[Exercise task] Check every line below for the word "Price" and copy the ones that have it.

[Record set]
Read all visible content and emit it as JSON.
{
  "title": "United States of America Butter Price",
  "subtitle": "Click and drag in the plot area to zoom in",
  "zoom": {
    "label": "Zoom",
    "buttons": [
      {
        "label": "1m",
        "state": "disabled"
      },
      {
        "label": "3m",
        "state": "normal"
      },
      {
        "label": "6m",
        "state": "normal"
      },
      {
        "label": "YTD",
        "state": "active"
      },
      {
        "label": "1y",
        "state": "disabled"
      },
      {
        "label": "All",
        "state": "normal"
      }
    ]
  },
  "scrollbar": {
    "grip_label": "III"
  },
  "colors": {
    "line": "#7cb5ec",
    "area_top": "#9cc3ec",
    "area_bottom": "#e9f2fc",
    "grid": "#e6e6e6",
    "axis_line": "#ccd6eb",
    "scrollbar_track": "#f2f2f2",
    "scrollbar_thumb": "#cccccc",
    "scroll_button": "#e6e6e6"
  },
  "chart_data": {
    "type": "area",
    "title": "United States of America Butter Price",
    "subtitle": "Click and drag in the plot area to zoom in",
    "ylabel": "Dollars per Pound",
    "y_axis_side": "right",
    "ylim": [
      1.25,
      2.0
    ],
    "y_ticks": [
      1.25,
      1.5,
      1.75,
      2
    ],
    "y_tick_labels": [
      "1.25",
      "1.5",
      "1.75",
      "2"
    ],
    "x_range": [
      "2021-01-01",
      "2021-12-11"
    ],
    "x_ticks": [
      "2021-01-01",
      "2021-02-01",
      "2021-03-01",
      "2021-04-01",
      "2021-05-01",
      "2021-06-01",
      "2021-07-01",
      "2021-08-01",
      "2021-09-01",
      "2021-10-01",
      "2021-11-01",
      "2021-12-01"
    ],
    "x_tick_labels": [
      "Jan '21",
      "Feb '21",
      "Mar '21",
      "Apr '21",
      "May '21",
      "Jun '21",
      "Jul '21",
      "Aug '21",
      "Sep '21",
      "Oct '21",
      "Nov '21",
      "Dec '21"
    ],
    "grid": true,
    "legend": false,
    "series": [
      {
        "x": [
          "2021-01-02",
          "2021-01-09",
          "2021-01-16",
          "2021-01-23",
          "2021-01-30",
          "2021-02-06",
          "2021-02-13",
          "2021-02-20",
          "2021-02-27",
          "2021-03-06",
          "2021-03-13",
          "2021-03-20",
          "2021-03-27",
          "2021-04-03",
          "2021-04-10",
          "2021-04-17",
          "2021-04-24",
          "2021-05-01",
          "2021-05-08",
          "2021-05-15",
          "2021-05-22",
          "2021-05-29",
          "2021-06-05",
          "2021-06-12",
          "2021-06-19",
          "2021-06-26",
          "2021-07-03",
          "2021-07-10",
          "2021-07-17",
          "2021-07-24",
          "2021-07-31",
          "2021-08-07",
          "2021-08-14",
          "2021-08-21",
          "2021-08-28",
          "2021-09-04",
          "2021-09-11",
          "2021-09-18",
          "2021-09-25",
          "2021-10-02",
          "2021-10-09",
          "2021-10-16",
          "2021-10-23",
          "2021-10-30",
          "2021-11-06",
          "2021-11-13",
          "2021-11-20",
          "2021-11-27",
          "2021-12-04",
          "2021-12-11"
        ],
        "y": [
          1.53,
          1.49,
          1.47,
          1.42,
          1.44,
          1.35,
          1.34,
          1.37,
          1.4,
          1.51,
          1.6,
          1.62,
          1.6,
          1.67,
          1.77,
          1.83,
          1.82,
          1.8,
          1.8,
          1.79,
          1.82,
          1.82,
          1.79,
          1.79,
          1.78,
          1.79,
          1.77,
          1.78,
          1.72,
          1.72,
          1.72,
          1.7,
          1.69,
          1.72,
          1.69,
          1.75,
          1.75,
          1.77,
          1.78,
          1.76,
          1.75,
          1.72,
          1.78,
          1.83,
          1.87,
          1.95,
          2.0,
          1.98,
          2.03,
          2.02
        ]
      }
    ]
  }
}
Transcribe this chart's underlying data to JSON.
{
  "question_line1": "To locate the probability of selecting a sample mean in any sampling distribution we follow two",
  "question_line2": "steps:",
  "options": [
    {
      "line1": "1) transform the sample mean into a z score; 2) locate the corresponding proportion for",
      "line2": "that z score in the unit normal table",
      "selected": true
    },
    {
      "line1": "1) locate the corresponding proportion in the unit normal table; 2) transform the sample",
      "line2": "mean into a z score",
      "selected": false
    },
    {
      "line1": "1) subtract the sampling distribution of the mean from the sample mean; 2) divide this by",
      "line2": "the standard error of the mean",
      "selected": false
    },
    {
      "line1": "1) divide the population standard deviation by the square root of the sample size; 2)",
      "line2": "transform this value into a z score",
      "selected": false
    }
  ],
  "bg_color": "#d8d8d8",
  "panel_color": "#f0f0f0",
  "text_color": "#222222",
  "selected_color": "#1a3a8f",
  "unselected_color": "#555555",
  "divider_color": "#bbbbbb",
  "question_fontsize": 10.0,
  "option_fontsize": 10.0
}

[Solution to this exercise]
  "title": "United States of America Butter Price",
    "title": "United States of America Butter Price",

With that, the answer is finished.